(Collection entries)
▬▬▬▬▬▬

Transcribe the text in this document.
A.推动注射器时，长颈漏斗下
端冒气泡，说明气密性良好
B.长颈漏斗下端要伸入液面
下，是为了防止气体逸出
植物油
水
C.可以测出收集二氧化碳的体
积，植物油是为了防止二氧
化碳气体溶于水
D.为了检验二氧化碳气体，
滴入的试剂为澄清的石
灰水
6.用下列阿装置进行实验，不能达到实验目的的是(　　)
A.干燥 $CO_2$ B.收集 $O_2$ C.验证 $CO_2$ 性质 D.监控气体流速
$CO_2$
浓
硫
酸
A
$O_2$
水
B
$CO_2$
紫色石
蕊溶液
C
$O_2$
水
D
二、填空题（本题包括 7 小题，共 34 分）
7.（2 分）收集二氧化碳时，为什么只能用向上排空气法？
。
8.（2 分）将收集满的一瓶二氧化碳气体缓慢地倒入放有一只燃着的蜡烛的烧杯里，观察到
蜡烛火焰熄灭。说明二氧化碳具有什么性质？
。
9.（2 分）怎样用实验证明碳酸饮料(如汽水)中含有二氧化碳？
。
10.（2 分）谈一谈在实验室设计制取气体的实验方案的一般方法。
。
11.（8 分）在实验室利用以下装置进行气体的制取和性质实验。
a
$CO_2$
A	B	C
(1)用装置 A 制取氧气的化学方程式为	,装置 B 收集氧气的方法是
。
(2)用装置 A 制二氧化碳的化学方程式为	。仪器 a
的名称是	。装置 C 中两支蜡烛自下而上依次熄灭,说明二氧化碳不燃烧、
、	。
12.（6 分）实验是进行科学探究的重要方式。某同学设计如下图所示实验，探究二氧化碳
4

▬▬▬▬▬▬

* **WHAT YOU ARE ASKED TO DO**
Repeat the data precisely, line by line.

* **OUTPUT OF THE EXERCISE**
Transcribe the text in this document.
A.推动注射器时，长颈漏斗下
端冒气泡，说明气密性良好
B.长颈漏斗下端要伸入液面
下，是为了防止气体逸出
植物油
水
C.可以测出收集二氧化碳的体
积，植物油是为了防止二氧
化碳气体溶于水
D.为了检验二氧化碳气体，
滴入的试剂为澄清的石
灰水
6.用下列阿装置进行实验，不能达到实验目的的是(　　)
A.干燥 $CO_2$ B.收集 $O_2$ C.验证 $CO_2$ 性质 D.监控气体流速
$CO_2$
浓
硫
酸
A
$O_2$
水
B
$CO_2$
紫色石
蕊溶液
C
$O_2$
水
D
二、填空题（本题包括 7 小题，共 34 分）
7.（2 分）收集二氧化碳时，为什么只能用向上排空气法？
。
8.（2 分）将收集满的一瓶二氧化碳气体缓慢地倒入放有一只燃着的蜡烛的烧杯里，观察到
蜡烛火焰熄灭。说明二氧化碳具有什么性质？
。
9.（2 分）怎样用实验证明碳酸饮料(如汽水)中含有二氧化碳？
。
10.（2 分）谈一谈在实验室设计制取气体的实验方案的一般方法。
。
11.（8 分）在实验室利用以下装置进行气体的制取和性质实验。
a
$CO_2$
A	B	C
(1)用装置 A 制取氧气的化学方程式为	,装置 B 收集氧气的方法是
。
(2)用装置 A 制二氧化碳的化学方程式为	。仪器 a
的名称是	。装置 C 中两支蜡烛自下而上依次熄灭,说明二氧化碳不燃烧、
、	。
12.（6 分）实验是进行科学探究的重要方式。某同学设计如下图所示实验，探究二氧化碳
4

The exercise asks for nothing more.